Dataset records
━━━━━━━━━━

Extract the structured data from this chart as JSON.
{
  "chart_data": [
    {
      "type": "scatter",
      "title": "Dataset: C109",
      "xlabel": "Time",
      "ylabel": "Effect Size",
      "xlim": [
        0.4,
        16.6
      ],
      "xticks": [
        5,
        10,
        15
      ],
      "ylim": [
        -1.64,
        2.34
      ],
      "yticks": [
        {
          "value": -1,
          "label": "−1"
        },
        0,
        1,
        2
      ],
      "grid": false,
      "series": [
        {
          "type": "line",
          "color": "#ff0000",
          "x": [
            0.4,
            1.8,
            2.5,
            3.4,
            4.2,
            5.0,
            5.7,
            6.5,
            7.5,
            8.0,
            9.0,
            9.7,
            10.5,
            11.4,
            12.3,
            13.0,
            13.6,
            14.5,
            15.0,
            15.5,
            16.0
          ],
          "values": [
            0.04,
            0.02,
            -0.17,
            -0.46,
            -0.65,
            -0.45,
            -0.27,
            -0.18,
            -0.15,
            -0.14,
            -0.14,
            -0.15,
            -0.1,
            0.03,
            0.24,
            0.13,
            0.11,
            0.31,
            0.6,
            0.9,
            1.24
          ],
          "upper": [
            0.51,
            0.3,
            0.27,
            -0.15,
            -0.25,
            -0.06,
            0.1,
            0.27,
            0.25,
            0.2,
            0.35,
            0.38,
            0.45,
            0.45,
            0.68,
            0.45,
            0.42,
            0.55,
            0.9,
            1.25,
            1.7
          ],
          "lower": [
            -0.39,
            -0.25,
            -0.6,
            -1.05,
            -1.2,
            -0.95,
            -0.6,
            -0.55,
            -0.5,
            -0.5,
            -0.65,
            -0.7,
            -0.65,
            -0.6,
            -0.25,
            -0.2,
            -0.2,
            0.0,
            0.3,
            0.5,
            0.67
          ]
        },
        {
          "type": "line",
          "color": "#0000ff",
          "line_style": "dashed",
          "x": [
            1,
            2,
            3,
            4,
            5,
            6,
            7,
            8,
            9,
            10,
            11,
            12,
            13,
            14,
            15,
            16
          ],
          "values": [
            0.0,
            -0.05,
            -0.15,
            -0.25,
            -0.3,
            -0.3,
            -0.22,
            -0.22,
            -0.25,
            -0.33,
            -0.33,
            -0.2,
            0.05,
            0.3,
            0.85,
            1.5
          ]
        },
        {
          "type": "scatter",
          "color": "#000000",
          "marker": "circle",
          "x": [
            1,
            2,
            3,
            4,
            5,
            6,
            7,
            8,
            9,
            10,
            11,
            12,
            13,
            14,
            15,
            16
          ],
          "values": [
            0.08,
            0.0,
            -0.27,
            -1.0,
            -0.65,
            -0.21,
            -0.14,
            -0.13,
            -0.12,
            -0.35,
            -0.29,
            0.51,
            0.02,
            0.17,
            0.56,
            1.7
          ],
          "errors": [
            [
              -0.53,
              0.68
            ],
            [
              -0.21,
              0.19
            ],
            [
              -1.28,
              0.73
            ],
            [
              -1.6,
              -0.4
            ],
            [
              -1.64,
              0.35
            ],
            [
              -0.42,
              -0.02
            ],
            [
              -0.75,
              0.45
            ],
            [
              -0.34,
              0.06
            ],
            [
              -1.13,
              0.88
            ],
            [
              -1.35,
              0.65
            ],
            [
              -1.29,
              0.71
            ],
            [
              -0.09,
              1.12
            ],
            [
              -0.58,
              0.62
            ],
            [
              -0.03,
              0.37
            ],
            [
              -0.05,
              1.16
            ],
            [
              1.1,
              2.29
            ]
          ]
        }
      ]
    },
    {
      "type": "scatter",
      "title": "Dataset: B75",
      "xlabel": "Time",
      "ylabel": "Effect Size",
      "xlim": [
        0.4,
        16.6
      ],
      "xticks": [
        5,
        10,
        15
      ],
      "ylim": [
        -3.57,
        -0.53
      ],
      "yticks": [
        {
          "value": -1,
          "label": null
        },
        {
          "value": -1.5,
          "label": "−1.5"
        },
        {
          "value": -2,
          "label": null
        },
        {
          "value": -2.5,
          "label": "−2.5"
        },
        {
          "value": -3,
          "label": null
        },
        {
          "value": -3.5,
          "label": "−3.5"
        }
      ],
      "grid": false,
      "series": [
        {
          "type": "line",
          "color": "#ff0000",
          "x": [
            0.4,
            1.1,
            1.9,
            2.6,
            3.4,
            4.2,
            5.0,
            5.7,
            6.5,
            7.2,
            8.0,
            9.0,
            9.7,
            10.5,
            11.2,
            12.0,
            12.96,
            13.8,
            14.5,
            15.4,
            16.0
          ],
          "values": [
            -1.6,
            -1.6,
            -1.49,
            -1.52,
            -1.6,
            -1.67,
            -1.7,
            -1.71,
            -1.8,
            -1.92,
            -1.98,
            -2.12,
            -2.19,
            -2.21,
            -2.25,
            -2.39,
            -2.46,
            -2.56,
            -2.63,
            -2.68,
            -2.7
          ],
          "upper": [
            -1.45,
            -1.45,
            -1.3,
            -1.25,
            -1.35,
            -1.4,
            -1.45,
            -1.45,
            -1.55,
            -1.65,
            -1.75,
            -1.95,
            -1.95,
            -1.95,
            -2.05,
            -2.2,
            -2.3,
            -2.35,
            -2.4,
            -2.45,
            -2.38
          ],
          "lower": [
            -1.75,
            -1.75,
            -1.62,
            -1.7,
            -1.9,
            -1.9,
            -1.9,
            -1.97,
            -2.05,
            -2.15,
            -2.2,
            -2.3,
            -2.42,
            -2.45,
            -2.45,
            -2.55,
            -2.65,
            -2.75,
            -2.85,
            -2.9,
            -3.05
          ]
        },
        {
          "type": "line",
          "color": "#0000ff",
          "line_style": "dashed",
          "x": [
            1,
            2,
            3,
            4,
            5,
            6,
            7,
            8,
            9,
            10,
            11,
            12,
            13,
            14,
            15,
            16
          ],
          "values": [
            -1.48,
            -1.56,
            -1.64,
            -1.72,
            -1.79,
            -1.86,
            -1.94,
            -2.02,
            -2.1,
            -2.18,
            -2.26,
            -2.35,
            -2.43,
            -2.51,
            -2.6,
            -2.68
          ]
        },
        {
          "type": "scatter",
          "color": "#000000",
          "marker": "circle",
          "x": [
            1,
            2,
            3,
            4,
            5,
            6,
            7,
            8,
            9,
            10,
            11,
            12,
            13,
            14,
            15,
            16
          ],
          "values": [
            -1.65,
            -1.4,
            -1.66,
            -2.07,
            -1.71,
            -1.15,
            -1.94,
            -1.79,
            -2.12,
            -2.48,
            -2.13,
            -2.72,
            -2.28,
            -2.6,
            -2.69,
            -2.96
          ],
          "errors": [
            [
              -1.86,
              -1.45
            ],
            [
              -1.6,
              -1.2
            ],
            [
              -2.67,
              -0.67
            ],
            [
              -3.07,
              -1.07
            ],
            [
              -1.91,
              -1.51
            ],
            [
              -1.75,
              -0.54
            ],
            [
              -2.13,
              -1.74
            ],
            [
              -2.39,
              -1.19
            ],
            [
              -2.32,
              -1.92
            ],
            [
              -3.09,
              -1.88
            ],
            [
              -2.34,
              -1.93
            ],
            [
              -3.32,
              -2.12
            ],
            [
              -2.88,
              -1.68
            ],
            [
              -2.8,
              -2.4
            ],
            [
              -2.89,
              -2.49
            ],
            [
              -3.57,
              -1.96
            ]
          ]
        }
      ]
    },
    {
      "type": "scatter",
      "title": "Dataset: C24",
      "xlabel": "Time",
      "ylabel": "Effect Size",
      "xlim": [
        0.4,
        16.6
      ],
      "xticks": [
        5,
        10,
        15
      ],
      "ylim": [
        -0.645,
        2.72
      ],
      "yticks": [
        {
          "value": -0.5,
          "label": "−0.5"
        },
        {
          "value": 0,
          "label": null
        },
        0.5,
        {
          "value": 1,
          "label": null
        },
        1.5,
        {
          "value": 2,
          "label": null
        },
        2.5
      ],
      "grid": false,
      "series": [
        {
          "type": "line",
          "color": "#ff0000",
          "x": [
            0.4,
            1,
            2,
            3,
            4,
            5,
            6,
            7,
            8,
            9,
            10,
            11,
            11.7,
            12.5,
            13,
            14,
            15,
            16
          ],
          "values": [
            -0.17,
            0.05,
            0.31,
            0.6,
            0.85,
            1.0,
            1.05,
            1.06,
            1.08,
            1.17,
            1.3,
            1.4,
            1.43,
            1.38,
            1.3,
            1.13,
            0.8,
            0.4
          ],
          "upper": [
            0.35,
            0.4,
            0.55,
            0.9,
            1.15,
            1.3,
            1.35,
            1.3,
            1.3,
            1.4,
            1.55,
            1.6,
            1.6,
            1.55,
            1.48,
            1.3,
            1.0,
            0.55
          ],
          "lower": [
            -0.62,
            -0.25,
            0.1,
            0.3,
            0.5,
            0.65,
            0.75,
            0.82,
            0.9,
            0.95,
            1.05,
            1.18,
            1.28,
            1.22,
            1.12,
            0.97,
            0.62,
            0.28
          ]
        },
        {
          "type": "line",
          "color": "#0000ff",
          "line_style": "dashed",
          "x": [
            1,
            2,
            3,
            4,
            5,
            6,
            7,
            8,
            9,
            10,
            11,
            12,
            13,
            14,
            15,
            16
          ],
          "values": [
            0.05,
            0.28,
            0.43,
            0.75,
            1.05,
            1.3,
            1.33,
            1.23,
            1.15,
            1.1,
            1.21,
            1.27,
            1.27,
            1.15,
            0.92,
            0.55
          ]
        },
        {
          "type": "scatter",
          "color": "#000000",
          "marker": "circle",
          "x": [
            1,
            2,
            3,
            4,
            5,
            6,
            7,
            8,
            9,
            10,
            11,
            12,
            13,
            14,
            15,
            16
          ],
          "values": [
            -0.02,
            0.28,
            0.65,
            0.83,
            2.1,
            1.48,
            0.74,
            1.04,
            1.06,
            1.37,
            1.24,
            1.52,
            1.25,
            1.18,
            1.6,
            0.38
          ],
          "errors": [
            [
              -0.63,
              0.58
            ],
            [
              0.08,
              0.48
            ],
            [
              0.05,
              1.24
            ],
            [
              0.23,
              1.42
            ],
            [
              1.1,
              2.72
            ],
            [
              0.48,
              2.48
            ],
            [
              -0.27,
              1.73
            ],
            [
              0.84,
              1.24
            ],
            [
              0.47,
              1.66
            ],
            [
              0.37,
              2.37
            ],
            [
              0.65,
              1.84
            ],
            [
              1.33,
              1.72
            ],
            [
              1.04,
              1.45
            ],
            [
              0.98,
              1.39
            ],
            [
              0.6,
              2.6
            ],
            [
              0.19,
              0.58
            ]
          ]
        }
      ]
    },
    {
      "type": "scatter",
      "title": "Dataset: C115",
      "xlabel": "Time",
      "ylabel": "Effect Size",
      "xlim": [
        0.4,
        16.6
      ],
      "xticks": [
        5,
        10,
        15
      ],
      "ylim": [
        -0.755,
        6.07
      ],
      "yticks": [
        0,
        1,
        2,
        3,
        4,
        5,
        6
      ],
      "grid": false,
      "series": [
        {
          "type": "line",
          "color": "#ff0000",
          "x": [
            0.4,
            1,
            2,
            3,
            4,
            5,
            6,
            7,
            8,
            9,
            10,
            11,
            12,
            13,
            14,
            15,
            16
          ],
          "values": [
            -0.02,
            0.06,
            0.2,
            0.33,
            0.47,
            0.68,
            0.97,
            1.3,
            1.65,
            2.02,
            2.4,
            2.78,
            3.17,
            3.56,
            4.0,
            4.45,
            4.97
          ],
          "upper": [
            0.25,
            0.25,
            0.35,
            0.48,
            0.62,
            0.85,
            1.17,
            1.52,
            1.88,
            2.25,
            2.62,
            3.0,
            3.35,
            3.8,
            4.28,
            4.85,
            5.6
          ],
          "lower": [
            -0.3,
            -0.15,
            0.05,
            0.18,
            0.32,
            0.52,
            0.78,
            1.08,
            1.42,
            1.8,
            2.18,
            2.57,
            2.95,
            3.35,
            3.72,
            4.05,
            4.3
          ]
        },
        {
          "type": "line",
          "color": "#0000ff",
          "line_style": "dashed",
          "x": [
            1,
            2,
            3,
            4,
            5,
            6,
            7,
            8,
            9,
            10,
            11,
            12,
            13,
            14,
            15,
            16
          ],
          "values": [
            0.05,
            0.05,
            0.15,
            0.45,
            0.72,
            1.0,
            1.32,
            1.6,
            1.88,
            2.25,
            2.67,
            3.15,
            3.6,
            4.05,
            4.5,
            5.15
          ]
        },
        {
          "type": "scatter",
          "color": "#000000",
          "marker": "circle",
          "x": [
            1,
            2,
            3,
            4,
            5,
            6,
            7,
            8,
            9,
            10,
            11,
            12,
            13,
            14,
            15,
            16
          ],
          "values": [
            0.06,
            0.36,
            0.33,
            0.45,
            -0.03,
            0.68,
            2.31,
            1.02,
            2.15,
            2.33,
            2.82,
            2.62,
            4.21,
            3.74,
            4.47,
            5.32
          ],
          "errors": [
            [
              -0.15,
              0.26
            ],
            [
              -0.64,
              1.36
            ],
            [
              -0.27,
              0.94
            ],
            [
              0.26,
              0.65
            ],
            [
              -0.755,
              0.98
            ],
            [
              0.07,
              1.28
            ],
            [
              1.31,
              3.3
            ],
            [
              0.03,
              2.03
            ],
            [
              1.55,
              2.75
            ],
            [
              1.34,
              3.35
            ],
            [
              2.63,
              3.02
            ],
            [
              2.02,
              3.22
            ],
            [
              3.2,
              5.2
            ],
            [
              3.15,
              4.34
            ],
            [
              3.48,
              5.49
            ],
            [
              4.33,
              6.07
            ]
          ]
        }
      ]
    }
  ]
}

━━━━━━━━━━

→ YOUR GOAL
Check each line above for the string "title" and show the ones that have it.

→ FULL RESPONSE
      "title": "Dataset: C109",
      "title": "Dataset: B75",
      "title": "Dataset: C24",
      "title": "Dataset: C115",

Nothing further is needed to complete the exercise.